■ Description of the task
Copy each line that contains the word "What".

■ Material for the task
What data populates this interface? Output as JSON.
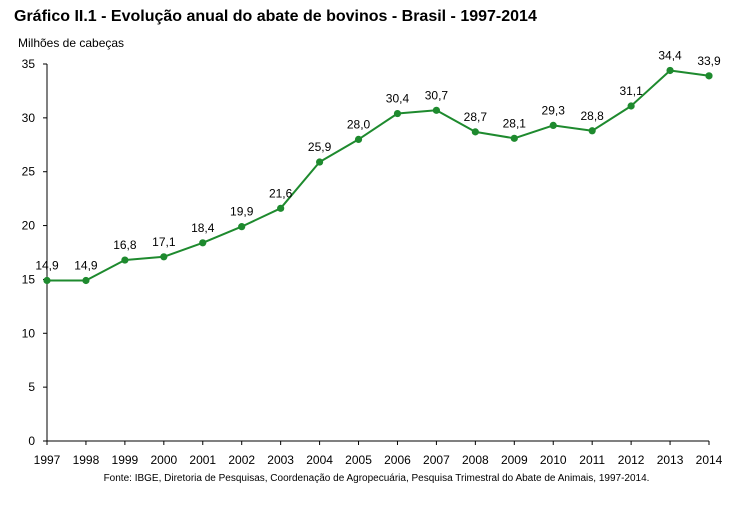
{
  "title": "Gráfico II.1 - Evolução anual do abate de bovinos - Brasil - 1997-2014",
  "source": "Fonte: IBGE, Diretoria de Pesquisas, Coordenação de Agropecuária, Pesquisa Trimestral do Abate de Animais, 1997-2014.",
  "colors": {
    "line": "#1e8a2e",
    "marker": "#1e8a2e",
    "axis": "#000000"
  },
  "chart_data": {
    "type": "line",
    "title": "Gráfico II.1 - Evolução anual do abate de bovinos - Brasil - 1997-2014",
    "ylabel": "Milhões de cabeças",
    "xlabel": "",
    "ylim": [
      0,
      35
    ],
    "yticks": [
      0,
      5,
      10,
      15,
      20,
      25,
      30,
      35
    ],
    "grid": false,
    "legend": "none",
    "categories": [
      "1997",
      "1998",
      "1999",
      "2000",
      "2001",
      "2002",
      "2003",
      "2004",
      "2005",
      "2006",
      "2007",
      "2008",
      "2009",
      "2010",
      "2011",
      "2012",
      "2013",
      "2014"
    ],
    "series": [
      {
        "values": [
          14.9,
          14.9,
          16.8,
          17.1,
          18.4,
          19.9,
          21.6,
          25.9,
          28.0,
          30.4,
          30.7,
          28.7,
          28.1,
          29.3,
          28.8,
          31.1,
          34.4,
          33.9
        ],
        "labels": [
          "14,9",
          "14,9",
          "16,8",
          "17,1",
          "18,4",
          "19,9",
          "21,6",
          "25,9",
          "28,0",
          "30,4",
          "30,7",
          "28,7",
          "28,1",
          "29,3",
          "28,8",
          "31,1",
          "34,4",
          "33,9"
        ]
      }
    ]
  }
}
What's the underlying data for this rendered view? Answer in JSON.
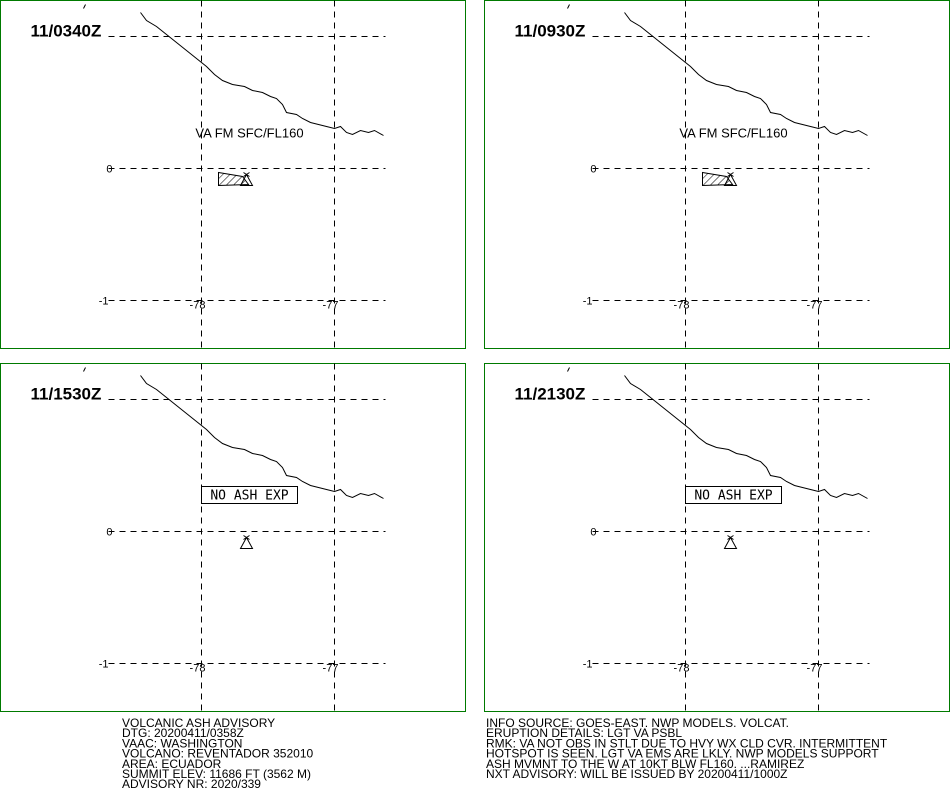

■ Answer to the problem
What data populates this interface? Output as JSON.
What's the underlying data for this rendered view? Answer in JSON.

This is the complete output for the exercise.